** start Records provided **
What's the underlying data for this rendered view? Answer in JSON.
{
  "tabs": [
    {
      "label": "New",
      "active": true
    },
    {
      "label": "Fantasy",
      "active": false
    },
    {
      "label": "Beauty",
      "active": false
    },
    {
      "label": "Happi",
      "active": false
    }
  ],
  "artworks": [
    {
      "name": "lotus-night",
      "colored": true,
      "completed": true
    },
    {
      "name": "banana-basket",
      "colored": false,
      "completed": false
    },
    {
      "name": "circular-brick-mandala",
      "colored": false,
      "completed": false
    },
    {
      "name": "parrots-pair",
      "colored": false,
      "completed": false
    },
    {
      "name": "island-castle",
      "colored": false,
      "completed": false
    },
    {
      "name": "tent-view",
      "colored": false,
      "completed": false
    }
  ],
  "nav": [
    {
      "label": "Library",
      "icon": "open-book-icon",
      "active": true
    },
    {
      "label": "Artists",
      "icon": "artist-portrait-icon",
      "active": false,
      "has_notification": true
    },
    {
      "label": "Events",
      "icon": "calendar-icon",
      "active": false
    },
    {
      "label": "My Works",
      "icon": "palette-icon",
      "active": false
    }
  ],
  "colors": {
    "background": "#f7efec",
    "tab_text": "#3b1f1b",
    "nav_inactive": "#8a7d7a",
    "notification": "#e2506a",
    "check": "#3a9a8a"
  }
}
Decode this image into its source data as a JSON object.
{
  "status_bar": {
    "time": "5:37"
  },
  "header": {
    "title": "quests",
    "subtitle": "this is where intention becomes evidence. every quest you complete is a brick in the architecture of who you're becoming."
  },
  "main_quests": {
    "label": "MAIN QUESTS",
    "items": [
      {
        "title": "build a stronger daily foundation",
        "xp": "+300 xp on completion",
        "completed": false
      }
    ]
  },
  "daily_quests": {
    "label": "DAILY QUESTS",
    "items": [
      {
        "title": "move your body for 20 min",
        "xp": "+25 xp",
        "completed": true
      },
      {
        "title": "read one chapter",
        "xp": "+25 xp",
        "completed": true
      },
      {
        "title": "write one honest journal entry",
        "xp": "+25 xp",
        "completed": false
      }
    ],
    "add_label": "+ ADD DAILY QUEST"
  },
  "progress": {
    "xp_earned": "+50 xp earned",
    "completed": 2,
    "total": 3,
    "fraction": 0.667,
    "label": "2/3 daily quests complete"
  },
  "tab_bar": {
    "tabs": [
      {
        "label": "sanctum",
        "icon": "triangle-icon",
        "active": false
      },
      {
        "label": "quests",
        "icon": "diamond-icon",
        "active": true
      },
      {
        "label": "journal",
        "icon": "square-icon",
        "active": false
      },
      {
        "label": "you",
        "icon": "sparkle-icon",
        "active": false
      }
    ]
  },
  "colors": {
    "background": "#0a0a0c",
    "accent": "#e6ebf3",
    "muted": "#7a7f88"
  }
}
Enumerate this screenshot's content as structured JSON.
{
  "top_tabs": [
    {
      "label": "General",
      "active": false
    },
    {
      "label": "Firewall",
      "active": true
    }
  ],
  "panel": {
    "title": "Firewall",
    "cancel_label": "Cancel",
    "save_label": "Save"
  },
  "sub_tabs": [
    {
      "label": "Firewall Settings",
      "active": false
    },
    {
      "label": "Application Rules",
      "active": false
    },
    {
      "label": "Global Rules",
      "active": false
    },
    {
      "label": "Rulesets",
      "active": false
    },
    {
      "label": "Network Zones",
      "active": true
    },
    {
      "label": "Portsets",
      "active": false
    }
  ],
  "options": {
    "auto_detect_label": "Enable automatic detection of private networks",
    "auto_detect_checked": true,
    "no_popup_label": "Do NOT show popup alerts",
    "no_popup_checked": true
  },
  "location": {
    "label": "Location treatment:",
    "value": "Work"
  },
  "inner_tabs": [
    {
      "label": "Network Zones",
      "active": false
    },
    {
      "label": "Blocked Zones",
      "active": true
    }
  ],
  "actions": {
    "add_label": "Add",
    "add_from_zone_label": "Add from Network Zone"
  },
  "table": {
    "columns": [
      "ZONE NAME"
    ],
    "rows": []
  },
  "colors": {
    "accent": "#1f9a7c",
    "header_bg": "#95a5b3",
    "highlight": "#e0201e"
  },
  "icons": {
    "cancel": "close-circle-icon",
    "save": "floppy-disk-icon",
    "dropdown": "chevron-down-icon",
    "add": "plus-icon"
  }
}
** end Records provided **
### Problem details
The whole listing above needs to be written out again exactly.

### Exercise result
What's the underlying data for this rendered view? Answer in JSON.
{
  "tabs": [
    {
      "label": "New",
      "active": true
    },
    {
      "label": "Fantasy",
      "active": false
    },
    {
      "label": "Beauty",
      "active": false
    },
    {
      "label": "Happi",
      "active": false
    }
  ],
  "artworks": [
    {
      "name": "lotus-night",
      "colored": true,
      "completed": true
    },
    {
      "name": "banana-basket",
      "colored": false,
      "completed": false
    },
    {
      "name": "circular-brick-mandala",
      "colored": false,
      "completed": false
    },
    {
      "name": "parrots-pair",
      "colored": false,
      "completed": false
    },
    {
      "name": "island-castle",
      "colored": false,
      "completed": false
    },
    {
      "name": "tent-view",
      "colored": false,
      "completed": false
    }
  ],
  "nav": [
    {
      "label": "Library",
      "icon": "open-book-icon",
      "active": true
    },
    {
      "label": "Artists",
      "icon": "artist-portrait-icon",
      "active": false,
      "has_notification": true
    },
    {
      "label": "Events",
      "icon": "calendar-icon",
      "active": false
    },
    {
      "label": "My Works",
      "icon": "palette-icon",
      "active": false
    }
  ],
  "colors": {
    "background": "#f7efec",
    "tab_text": "#3b1f1b",
    "nav_inactive": "#8a7d7a",
    "notification": "#e2506a",
    "check": "#3a9a8a"
  }
}
Decode this image into its source data as a JSON object.
{
  "status_bar": {
    "time": "5:37"
  },
  "header": {
    "title": "quests",
    "subtitle": "this is where intention becomes evidence. every quest you complete is a brick in the architecture of who you're becoming."
  },
  "main_quests": {
    "label": "MAIN QUESTS",
    "items": [
      {
        "title": "build a stronger daily foundation",
        "xp": "+300 xp on completion",
        "completed": false
      }
    ]
  },
  "daily_quests": {
    "label": "DAILY QUESTS",
    "items": [
      {
        "title": "move your body for 20 min",
        "xp": "+25 xp",
        "completed": true
      },
      {
        "title": "read one chapter",
        "xp": "+25 xp",
        "completed": true
      },
      {
        "title": "write one honest journal entry",
        "xp": "+25 xp",
        "completed": false
      }
    ],
    "add_label": "+ ADD DAILY QUEST"
  },
  "progress": {
    "xp_earned": "+50 xp earned",
    "completed": 2,
    "total": 3,
    "fraction": 0.667,
    "label": "2/3 daily quests complete"
  },
  "tab_bar": {
    "tabs": [
      {
        "label": "sanctum",
        "icon": "triangle-icon",
        "active": false
      },
      {
        "label": "quests",
        "icon": "diamond-icon",
        "active": true
      },
      {
        "label": "journal",
        "icon": "square-icon",
        "active": false
      },
      {
        "label": "you",
        "icon": "sparkle-icon",
        "active": false
      }
    ]
  },
  "colors": {
    "background": "#0a0a0c",
    "accent": "#e6ebf3",
    "muted": "#7a7f88"
  }
}
Enumerate this screenshot's content as structured JSON.
{
  "top_tabs": [
    {
      "label": "General",
      "active": false
    },
    {
      "label": "Firewall",
      "active": true
    }
  ],
  "panel": {
    "title": "Firewall",
    "cancel_label": "Cancel",
    "save_label": "Save"
  },
  "sub_tabs": [
    {
      "label": "Firewall Settings",
      "active": false
    },
    {
      "label": "Application Rules",
      "active": false
    },
    {
      "label": "Global Rules",
      "active": false
    },
    {
      "label": "Rulesets",
      "active": false
    },
    {
      "label": "Network Zones",
      "active": true
    },
    {
      "label": "Portsets",
      "active": false
    }
  ],
  "options": {
    "auto_detect_label": "Enable automatic detection of private networks",
    "auto_detect_checked": true,
    "no_popup_label": "Do NOT show popup alerts",
    "no_popup_checked": true
  },
  "location": {
    "label": "Location treatment:",
    "value": "Work"
  },
  "inner_tabs": [
    {
      "label": "Network Zones",
      "active": false
    },
    {
      "label": "Blocked Zones",
      "active": true
    }
  ],
  "actions": {
    "add_label": "Add",
    "add_from_zone_label": "Add from Network Zone"
  },
  "table": {
    "columns": [
      "ZONE NAME"
    ],
    "rows": []
  },
  "colors": {
    "accent": "#1f9a7c",
    "header_bg": "#95a5b3",
    "highlight": "#e0201e"
  },
  "icons": {
    "cancel": "close-circle-icon",
    "save": "floppy-disk-icon",
    "dropdown": "chevron-down-icon",
    "add": "plus-icon"
  }
}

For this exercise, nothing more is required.